_WHAT YOU ARE ASKED TO DO_: The material below should be written out in full and exactly; pictures stay out of the copy.

(Data records)

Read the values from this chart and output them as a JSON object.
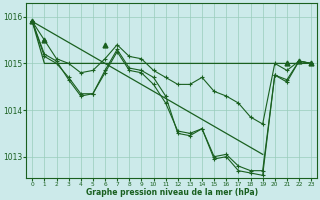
{
  "title": "Graphe pression niveau de la mer (hPa)",
  "bg_color": "#cceaea",
  "grid_color": "#99ccbb",
  "line_color": "#1a6020",
  "xlim": [
    -0.5,
    23.5
  ],
  "ylim": [
    1012.55,
    1016.3
  ],
  "yticks": [
    1013,
    1014,
    1015,
    1016
  ],
  "xticks": [
    0,
    1,
    2,
    3,
    4,
    5,
    6,
    7,
    8,
    9,
    10,
    11,
    12,
    13,
    14,
    15,
    16,
    17,
    18,
    19,
    20,
    21,
    22,
    23
  ],
  "hours": [
    0,
    1,
    2,
    3,
    4,
    5,
    6,
    7,
    8,
    9,
    10,
    11,
    12,
    13,
    14,
    15,
    16,
    17,
    18,
    19,
    20,
    21,
    22,
    23
  ],
  "trend_line": [
    1015.9,
    1015.75,
    1015.6,
    1015.45,
    1015.3,
    1015.15,
    1015.0,
    1014.85,
    1014.7,
    1014.55,
    1014.4,
    1014.25,
    1014.1,
    1013.95,
    1013.8,
    1013.65,
    1013.5,
    1013.35,
    1013.2,
    1013.05,
    1015.0,
    1015.0,
    1015.0,
    1015.0
  ],
  "flat_line": [
    1015.9,
    1015.0,
    1015.0,
    1015.0,
    1015.0,
    1015.0,
    1015.0,
    1015.0,
    1015.0,
    1015.0,
    1015.0,
    1015.0,
    1015.0,
    1015.0,
    1015.0,
    1015.0,
    1015.0,
    1015.0,
    1015.0,
    1015.0,
    1015.0,
    1015.0,
    1015.0,
    1015.0
  ],
  "series_a": [
    1015.9,
    1015.5,
    1015.1,
    1015.0,
    1014.8,
    1014.85,
    1015.1,
    1015.4,
    1015.15,
    1015.1,
    1014.85,
    1014.7,
    1014.55,
    1014.55,
    1014.7,
    1014.4,
    1014.3,
    1014.15,
    1013.85,
    1013.7,
    1015.0,
    1014.85,
    1015.05,
    1015.0
  ],
  "series_b": [
    1015.9,
    1015.2,
    1015.05,
    1014.65,
    1014.3,
    1014.35,
    1014.8,
    1015.25,
    1014.85,
    1014.8,
    1014.55,
    1014.15,
    1013.55,
    1013.5,
    1013.6,
    1013.0,
    1013.05,
    1012.8,
    1012.7,
    1012.7,
    1014.75,
    1014.65,
    1015.05,
    1015.0
  ],
  "series_c": [
    1015.9,
    1015.15,
    1015.0,
    1014.7,
    1014.35,
    1014.35,
    1014.85,
    1015.3,
    1014.9,
    1014.85,
    1014.7,
    1014.3,
    1013.5,
    1013.45,
    1013.6,
    1012.95,
    1013.0,
    1012.7,
    1012.65,
    1012.6,
    1014.75,
    1014.6,
    1015.05,
    1015.0
  ],
  "tri_hours": [
    0,
    1,
    6,
    21,
    22,
    23
  ],
  "tri_values": [
    1015.9,
    1015.5,
    1015.4,
    1015.0,
    1015.05,
    1015.0
  ]
}
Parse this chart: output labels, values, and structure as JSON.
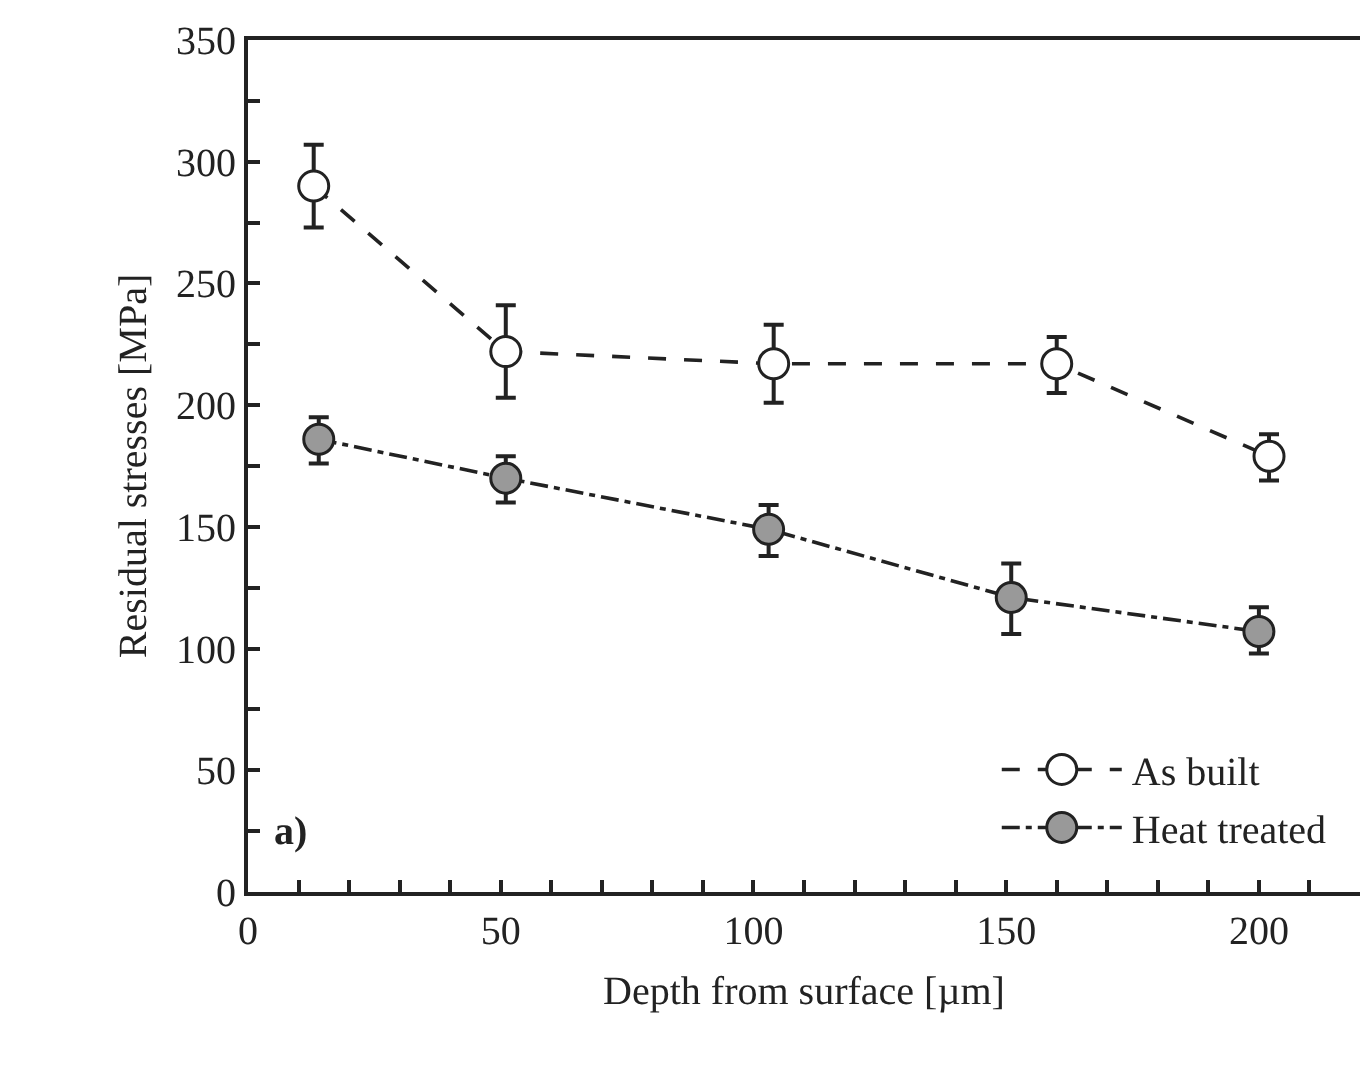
{
  "chart_data": {
    "type": "line",
    "xlabel": "Depth from surface [µm]",
    "ylabel": "Residual stresses [MPa]",
    "xlim": [
      0,
      220
    ],
    "ylim": [
      0,
      350
    ],
    "xticks": [
      0,
      {
        "value": 10,
        "label": null
      },
      {
        "value": 20,
        "label": null
      },
      {
        "value": 30,
        "label": null
      },
      {
        "value": 40,
        "label": null
      },
      50,
      {
        "value": 60,
        "label": null
      },
      {
        "value": 70,
        "label": null
      },
      {
        "value": 80,
        "label": null
      },
      {
        "value": 90,
        "label": null
      },
      100,
      {
        "value": 110,
        "label": null
      },
      {
        "value": 120,
        "label": null
      },
      {
        "value": 130,
        "label": null
      },
      {
        "value": 140,
        "label": null
      },
      150,
      {
        "value": 160,
        "label": null
      },
      {
        "value": 170,
        "label": null
      },
      {
        "value": 180,
        "label": null
      },
      {
        "value": 190,
        "label": null
      },
      200,
      {
        "value": 210,
        "label": null
      },
      {
        "value": 220,
        "label": null
      }
    ],
    "yticks": [
      0,
      {
        "value": 25,
        "label": null
      },
      50,
      {
        "value": 75,
        "label": null
      },
      100,
      {
        "value": 125,
        "label": null
      },
      150,
      {
        "value": 175,
        "label": null
      },
      200,
      {
        "value": 225,
        "label": null
      },
      250,
      {
        "value": 275,
        "label": null
      },
      300,
      {
        "value": 325,
        "label": null
      },
      350
    ],
    "grid": false,
    "legend": "bottom right",
    "marker": "circle",
    "annotations": [
      "a)"
    ],
    "series": [
      {
        "name": "As built",
        "color": "#ffffff",
        "line_style": "dashed",
        "x": [
          13,
          51,
          104,
          160,
          202
        ],
        "values": [
          290,
          222,
          217,
          217,
          179
        ],
        "errors": [
          [
            273,
            307
          ],
          [
            203,
            241
          ],
          [
            201,
            233
          ],
          [
            205,
            228
          ],
          [
            169,
            188
          ]
        ]
      },
      {
        "name": "Heat treated",
        "color": "#999999",
        "line_style": "dashdot",
        "x": [
          14,
          51,
          103,
          151,
          200
        ],
        "values": [
          186,
          170,
          149,
          121,
          107
        ],
        "errors": [
          [
            176,
            195
          ],
          [
            160,
            179
          ],
          [
            138,
            159
          ],
          [
            106,
            135
          ],
          [
            98,
            117
          ]
        ]
      }
    ]
  }
}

_ANSWER_:
Read the values from this chart and output them as a JSON object.
{
  "title": "Graphe pression niveau de la mer (hPa)",
  "bg_color": "#cceaea",
  "grid_color": "#99ccbb",
  "line_color": "#1a6020",
  "xlim": [
    -0.5,
    23.5
  ],
  "ylim": [
    1012.55,
    1016.3
  ],
  "yticks": [
    1013,
    1014,
    1015,
    1016
  ],
  "xticks": [
    0,
    1,
    2,
    3,
    4,
    5,
    6,
    7,
    8,
    9,
    10,
    11,
    12,
    13,
    14,
    15,
    16,
    17,
    18,
    19,
    20,
    21,
    22,
    23
  ],
  "hours": [
    0,
    1,
    2,
    3,
    4,
    5,
    6,
    7,
    8,
    9,
    10,
    11,
    12,
    13,
    14,
    15,
    16,
    17,
    18,
    19,
    20,
    21,
    22,
    23
  ],
  "trend_line": [
    1015.9,
    1015.75,
    1015.6,
    1015.45,
    1015.3,
    1015.15,
    1015.0,
    1014.85,
    1014.7,
    1014.55,
    1014.4,
    1014.25,
    1014.1,
    1013.95,
    1013.8,
    1013.65,
    1013.5,
    1013.35,
    1013.2,
    1013.05,
    1015.0,
    1015.0,
    1015.0,
    1015.0
  ],
  "flat_line": [
    1015.9,
    1015.0,
    1015.0,
    1015.0,
    1015.0,
    1015.0,
    1015.0,
    1015.0,
    1015.0,
    1015.0,
    1015.0,
    1015.0,
    1015.0,
    1015.0,
    1015.0,
    1015.0,
    1015.0,
    1015.0,
    1015.0,
    1015.0,
    1015.0,
    1015.0,
    1015.0,
    1015.0
  ],
  "series_a": [
    1015.9,
    1015.5,
    1015.1,
    1015.0,
    1014.8,
    1014.85,
    1015.1,
    1015.4,
    1015.15,
    1015.1,
    1014.85,
    1014.7,
    1014.55,
    1014.55,
    1014.7,
    1014.4,
    1014.3,
    1014.15,
    1013.85,
    1013.7,
    1015.0,
    1014.85,
    1015.05,
    1015.0
  ],
  "series_b": [
    1015.9,
    1015.2,
    1015.05,
    1014.65,
    1014.3,
    1014.35,
    1014.8,
    1015.25,
    1014.85,
    1014.8,
    1014.55,
    1014.15,
    1013.55,
    1013.5,
    1013.6,
    1013.0,
    1013.05,
    1012.8,
    1012.7,
    1012.7,
    1014.75,
    1014.65,
    1015.05,
    1015.0
  ],
  "series_c": [
    1015.9,
    1015.15,
    1015.0,
    1014.7,
    1014.35,
    1014.35,
    1014.85,
    1015.3,
    1014.9,
    1014.85,
    1014.7,
    1014.3,
    1013.5,
    1013.45,
    1013.6,
    1012.95,
    1013.0,
    1012.7,
    1012.65,
    1012.6,
    1014.75,
    1014.6,
    1015.05,
    1015.0
  ],
  "tri_hours": [
    0,
    1,
    6,
    21,
    22,
    23
  ],
  "tri_values": [
    1015.9,
    1015.5,
    1015.4,
    1015.0,
    1015.05,
    1015.0
  ]
}
Parse this chart: output labels, values, and structure as JSON.
{
  "chart_data": {
    "type": "line",
    "xlabel": "Depth from surface [µm]",
    "ylabel": "Residual stresses [MPa]",
    "xlim": [
      0,
      220
    ],
    "ylim": [
      0,
      350
    ],
    "xticks": [
      0,
      {
        "value": 10,
        "label": null
      },
      {
        "value": 20,
        "label": null
      },
      {
        "value": 30,
        "label": null
      },
      {
        "value": 40,
        "label": null
      },
      50,
      {
        "value": 60,
        "label": null
      },
      {
        "value": 70,
        "label": null
      },
      {
        "value": 80,
        "label": null
      },
      {
        "value": 90,
        "label": null
      },
      100,
      {
        "value": 110,
        "label": null
      },
      {
        "value": 120,
        "label": null
      },
      {
        "value": 130,
        "label": null
      },
      {
        "value": 140,
        "label": null
      },
      150,
      {
        "value": 160,
        "label": null
      },
      {
        "value": 170,
        "label": null
      },
      {
        "value": 180,
        "label": null
      },
      {
        "value": 190,
        "label": null
      },
      200,
      {
        "value": 210,
        "label": null
      },
      {
        "value": 220,
        "label": null
      }
    ],
    "yticks": [
      0,
      {
        "value": 25,
        "label": null
      },
      50,
      {
        "value": 75,
        "label": null
      },
      100,
      {
        "value": 125,
        "label": null
      },
      150,
      {
        "value": 175,
        "label": null
      },
      200,
      {
        "value": 225,
        "label": null
      },
      250,
      {
        "value": 275,
        "label": null
      },
      300,
      {
        "value": 325,
        "label": null
      },
      350
    ],
    "grid": false,
    "legend": "bottom right",
    "marker": "circle",
    "annotations": [
      "a)"
    ],
    "series": [
      {
        "name": "As built",
        "color": "#ffffff",
        "line_style": "dashed",
        "x": [
          13,
          51,
          104,
          160,
          202
        ],
        "values": [
          290,
          222,
          217,
          217,
          179
        ],
        "errors": [
          [
            273,
            307
          ],
          [
            203,
            241
          ],
          [
            201,
            233
          ],
          [
            205,
            228
          ],
          [
            169,
            188
          ]
        ]
      },
      {
        "name": "Heat treated",
        "color": "#999999",
        "line_style": "dashdot",
        "x": [
          14,
          51,
          103,
          151,
          200
        ],
        "values": [
          186,
          170,
          149,
          121,
          107
        ],
        "errors": [
          [
            176,
            195
          ],
          [
            160,
            179
          ],
          [
            138,
            159
          ],
          [
            106,
            135
          ],
          [
            98,
            117
          ]
        ]
      }
    ]
  }
}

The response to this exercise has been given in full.